#### [TASK REQUIREMENTS]
Answer these questions from the Nepean Island text:
1. About how large is Nepean Island in area?
2. What type of rock forms Nepean Island, unlike Norfolk and Phillip Islands?
3. During which settlement was Nepean used as a quarry and for timber?

Additional information
- Time zone: NFT (Norfolk Island Time) (UTC+11:00);
- Nepean Island is located about 800 metres (870 yards) south of Norfolk Island.

= Nepean Island (Norfolk Island) =

Island near Norfolk Island

Nepean Island (Norfuk: Nepeyan Ailen) is a small uninhabited island located about 800 m south of Norfolk Island in the Southwest Pacific. The island is about 10 ha in area. Nepean Island is uninhabited due to its small size and tall cliffs flanking it, making landfall nearly impossible for small boats. It is part of the Commonwealth of Australia's external territory of Norfolk Island, and is included in the Norfolk Island National Park as is nearby Phillip Island and about 10 percent of Norfolk Island proper.

==History==
Unlike Norfolk and Phillip Islands, Nepean is not volcanic in origin, but is Late Pleistocene limestone formed from wind blown sand dunes between the last two ice ages. Calcareous sand grains were bound by carbonate cement to form a calcarenite limestone.

Although Polynesian people were known to have settled around Kingston, no evidence of Polynesian settlement has been found on Nepean Island. The island was first cleared during the First Settlement. Nepean was used as a quarry and for timber during the Second Convict Settlement of Norfolk Island, and was abandoned as a site during that settlement. Remaining stone steps can be seen on the east coast.

[Dataset items]

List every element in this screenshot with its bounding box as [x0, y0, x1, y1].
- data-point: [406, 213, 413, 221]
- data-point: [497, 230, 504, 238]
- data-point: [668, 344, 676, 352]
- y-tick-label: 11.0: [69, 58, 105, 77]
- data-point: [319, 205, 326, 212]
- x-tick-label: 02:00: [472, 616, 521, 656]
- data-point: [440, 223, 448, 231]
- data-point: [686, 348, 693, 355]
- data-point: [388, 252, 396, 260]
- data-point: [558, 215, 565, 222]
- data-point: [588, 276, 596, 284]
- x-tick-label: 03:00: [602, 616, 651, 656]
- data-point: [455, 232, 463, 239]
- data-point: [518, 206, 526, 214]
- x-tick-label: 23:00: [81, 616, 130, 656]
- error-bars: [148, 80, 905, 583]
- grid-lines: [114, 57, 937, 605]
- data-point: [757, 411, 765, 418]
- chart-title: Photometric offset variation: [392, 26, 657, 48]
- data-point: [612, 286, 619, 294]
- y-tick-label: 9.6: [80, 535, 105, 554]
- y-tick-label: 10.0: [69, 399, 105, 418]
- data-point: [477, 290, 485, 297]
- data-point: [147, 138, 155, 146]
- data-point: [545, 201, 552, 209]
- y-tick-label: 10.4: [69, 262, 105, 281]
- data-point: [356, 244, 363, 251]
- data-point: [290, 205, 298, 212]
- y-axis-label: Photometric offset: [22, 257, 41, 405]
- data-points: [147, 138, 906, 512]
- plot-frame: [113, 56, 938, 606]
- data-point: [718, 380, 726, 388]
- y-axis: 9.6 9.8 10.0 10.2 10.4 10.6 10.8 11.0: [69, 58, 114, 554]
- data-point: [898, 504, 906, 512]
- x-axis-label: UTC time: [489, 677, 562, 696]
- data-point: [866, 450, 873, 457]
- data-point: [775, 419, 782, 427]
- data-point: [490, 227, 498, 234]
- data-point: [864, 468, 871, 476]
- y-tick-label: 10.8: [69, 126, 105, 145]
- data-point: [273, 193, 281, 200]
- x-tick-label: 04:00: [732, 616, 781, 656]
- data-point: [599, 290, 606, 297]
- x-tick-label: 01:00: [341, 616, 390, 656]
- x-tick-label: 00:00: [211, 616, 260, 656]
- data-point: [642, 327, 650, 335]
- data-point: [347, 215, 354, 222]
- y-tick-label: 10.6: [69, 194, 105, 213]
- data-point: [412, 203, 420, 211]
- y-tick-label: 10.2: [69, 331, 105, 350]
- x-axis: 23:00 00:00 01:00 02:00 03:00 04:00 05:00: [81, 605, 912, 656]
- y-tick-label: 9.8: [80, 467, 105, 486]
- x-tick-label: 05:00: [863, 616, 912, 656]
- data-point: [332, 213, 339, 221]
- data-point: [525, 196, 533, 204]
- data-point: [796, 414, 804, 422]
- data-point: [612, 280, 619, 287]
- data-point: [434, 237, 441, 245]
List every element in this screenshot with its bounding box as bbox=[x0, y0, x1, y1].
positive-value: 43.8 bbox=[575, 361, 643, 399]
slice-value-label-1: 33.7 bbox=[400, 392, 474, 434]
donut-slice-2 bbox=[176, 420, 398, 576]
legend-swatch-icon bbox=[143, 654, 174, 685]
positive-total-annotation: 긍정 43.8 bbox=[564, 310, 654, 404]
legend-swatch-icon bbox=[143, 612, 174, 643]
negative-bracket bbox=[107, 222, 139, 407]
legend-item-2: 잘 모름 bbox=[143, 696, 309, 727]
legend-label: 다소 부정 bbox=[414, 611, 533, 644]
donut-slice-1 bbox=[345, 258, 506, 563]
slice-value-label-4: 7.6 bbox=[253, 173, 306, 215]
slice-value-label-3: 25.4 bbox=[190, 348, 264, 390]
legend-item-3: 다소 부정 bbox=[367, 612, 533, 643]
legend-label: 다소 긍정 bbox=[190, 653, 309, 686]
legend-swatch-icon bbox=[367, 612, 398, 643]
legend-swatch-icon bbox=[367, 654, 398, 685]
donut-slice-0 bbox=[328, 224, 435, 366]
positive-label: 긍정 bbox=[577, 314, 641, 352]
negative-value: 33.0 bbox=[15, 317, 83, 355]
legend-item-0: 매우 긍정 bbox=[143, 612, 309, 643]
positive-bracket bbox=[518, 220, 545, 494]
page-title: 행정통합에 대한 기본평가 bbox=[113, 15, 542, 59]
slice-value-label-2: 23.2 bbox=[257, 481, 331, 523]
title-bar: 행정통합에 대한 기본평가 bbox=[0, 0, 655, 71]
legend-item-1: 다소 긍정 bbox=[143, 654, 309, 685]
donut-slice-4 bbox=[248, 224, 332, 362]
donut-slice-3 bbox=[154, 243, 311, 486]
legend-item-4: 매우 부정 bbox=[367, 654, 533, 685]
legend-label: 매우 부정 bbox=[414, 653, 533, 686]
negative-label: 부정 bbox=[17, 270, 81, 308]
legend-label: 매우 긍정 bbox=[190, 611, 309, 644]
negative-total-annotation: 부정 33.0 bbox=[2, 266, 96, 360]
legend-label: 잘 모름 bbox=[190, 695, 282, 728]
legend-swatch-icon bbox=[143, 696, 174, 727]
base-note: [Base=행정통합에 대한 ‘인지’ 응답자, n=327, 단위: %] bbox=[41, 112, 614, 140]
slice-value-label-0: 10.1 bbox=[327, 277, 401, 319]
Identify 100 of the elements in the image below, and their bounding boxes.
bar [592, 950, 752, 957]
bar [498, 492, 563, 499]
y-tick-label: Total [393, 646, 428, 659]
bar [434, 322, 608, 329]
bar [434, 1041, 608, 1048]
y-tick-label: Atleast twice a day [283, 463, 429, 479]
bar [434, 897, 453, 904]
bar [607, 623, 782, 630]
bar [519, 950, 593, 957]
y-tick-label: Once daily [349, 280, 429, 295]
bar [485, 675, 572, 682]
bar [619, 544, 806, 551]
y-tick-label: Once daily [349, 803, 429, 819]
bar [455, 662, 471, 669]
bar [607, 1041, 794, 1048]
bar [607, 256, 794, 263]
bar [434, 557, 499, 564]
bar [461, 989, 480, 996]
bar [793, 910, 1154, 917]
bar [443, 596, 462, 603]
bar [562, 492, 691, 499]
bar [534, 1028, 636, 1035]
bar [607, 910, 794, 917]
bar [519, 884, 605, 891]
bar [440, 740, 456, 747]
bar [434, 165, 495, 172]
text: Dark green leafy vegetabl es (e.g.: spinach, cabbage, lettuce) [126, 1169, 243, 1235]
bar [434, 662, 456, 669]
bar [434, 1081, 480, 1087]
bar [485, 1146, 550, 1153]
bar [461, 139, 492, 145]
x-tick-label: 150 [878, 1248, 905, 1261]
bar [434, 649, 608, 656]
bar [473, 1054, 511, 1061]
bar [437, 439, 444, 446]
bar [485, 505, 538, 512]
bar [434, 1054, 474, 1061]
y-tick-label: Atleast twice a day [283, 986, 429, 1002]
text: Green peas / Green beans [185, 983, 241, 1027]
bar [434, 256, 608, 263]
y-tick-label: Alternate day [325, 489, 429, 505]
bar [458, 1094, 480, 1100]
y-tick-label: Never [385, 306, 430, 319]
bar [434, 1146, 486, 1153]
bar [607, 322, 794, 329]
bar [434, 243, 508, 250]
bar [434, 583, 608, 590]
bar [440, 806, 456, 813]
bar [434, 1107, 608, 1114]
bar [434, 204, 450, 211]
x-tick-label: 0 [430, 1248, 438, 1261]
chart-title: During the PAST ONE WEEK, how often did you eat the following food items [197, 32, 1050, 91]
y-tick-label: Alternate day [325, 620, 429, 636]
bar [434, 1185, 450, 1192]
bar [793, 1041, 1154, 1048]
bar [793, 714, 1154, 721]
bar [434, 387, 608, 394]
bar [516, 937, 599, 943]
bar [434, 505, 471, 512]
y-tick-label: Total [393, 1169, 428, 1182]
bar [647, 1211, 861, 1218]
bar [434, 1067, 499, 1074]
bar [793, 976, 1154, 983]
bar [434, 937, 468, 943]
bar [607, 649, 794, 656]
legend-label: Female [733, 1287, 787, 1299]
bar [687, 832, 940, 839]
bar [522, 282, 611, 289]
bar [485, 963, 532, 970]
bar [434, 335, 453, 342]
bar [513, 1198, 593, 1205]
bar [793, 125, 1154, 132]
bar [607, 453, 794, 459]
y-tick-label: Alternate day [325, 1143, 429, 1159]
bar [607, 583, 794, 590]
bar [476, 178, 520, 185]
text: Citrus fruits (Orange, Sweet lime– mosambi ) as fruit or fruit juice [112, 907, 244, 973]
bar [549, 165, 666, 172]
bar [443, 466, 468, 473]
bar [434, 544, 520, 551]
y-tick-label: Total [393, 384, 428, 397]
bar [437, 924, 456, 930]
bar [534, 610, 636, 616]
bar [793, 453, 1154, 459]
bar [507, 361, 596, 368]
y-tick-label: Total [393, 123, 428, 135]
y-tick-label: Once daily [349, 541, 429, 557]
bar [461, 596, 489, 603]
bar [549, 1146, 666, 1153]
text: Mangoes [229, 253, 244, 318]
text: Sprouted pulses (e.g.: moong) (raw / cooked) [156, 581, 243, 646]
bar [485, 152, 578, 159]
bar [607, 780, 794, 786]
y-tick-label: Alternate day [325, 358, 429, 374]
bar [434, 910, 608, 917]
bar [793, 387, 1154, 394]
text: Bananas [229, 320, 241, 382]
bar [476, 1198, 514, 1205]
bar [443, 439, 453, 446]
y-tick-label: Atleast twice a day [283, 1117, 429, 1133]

#### [OUTPUT OF THE EXERCISE]
1. About 10 ha.
2. Late Pleistocene limestone (calcarenite) formed from wind-blown sand dunes.
3. The Second Convict Settlement of Norfolk Island.